Exercise details
How many of the lines that follow contain the word "销售分佣金"? Give only the number.
•••
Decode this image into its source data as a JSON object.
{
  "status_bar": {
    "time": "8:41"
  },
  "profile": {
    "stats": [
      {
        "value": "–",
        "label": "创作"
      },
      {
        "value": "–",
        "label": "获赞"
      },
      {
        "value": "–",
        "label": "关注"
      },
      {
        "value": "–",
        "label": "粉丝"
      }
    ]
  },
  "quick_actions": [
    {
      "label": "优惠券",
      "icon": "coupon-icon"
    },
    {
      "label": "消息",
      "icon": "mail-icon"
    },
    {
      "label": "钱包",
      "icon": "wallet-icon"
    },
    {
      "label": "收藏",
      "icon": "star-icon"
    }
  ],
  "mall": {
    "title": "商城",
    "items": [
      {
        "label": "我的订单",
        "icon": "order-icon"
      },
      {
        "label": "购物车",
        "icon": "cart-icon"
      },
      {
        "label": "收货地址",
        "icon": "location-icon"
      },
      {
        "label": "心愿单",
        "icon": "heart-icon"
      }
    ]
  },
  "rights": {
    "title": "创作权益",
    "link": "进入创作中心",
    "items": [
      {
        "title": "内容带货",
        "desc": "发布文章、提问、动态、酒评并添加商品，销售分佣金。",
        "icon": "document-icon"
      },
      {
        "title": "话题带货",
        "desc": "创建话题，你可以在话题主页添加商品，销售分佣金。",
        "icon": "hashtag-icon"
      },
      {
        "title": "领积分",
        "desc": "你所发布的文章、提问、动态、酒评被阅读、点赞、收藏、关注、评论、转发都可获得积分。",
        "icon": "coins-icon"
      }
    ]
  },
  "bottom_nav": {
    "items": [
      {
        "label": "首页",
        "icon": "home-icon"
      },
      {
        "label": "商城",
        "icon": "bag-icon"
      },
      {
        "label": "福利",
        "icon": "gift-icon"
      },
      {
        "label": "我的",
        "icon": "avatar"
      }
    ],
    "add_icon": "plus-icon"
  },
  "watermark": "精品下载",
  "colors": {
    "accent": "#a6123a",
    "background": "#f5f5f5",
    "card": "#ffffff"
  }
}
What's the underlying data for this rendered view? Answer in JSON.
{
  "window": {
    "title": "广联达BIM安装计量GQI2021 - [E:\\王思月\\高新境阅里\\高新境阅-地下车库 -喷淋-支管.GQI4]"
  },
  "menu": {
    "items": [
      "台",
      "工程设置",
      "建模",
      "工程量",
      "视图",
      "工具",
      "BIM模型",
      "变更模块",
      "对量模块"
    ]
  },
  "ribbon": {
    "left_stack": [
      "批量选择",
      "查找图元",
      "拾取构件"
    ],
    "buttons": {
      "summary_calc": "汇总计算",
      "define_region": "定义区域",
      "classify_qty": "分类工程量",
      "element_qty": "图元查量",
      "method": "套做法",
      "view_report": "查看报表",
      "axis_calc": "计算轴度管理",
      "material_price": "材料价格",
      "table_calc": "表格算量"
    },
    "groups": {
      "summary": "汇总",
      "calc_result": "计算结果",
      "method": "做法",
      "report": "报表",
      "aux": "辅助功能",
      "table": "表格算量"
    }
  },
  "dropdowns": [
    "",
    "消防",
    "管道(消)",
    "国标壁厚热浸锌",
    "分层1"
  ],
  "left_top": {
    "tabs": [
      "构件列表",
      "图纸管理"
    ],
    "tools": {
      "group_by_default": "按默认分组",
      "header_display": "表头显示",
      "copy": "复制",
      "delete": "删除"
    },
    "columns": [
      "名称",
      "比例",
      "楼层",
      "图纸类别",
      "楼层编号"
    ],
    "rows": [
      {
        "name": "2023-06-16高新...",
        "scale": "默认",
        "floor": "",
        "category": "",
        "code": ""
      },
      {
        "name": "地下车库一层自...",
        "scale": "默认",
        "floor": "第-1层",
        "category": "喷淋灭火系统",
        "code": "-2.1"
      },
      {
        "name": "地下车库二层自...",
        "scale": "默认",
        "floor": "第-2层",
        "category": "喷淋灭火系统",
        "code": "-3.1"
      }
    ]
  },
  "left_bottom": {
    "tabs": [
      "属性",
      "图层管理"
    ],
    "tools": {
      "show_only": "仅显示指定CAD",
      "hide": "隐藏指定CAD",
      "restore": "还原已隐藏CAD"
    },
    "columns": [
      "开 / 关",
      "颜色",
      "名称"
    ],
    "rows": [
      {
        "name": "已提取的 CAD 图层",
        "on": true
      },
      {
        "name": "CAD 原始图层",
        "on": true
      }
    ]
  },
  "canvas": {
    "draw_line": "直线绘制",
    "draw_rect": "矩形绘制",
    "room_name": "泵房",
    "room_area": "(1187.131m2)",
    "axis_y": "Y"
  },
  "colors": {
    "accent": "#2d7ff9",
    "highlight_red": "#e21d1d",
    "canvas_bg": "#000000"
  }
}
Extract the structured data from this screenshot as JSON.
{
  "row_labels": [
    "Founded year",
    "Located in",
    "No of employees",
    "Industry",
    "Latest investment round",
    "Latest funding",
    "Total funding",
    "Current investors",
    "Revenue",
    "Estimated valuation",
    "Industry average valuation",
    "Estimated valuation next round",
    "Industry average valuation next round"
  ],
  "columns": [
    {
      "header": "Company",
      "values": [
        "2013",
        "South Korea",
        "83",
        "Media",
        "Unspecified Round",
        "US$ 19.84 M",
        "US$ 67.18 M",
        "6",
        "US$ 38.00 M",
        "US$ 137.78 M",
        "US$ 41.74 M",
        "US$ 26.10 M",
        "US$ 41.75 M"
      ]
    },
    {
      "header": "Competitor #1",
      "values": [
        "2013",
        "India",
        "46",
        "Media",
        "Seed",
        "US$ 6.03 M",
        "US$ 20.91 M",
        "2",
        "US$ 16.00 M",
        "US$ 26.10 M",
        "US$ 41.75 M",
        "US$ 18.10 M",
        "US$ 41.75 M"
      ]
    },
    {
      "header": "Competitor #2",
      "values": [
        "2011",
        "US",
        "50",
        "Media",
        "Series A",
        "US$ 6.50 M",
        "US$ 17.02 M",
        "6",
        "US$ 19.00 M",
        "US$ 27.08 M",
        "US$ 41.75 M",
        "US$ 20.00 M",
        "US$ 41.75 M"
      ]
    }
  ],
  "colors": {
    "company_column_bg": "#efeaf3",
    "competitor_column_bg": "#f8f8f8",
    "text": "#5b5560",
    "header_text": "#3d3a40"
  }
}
•••
Task answer
2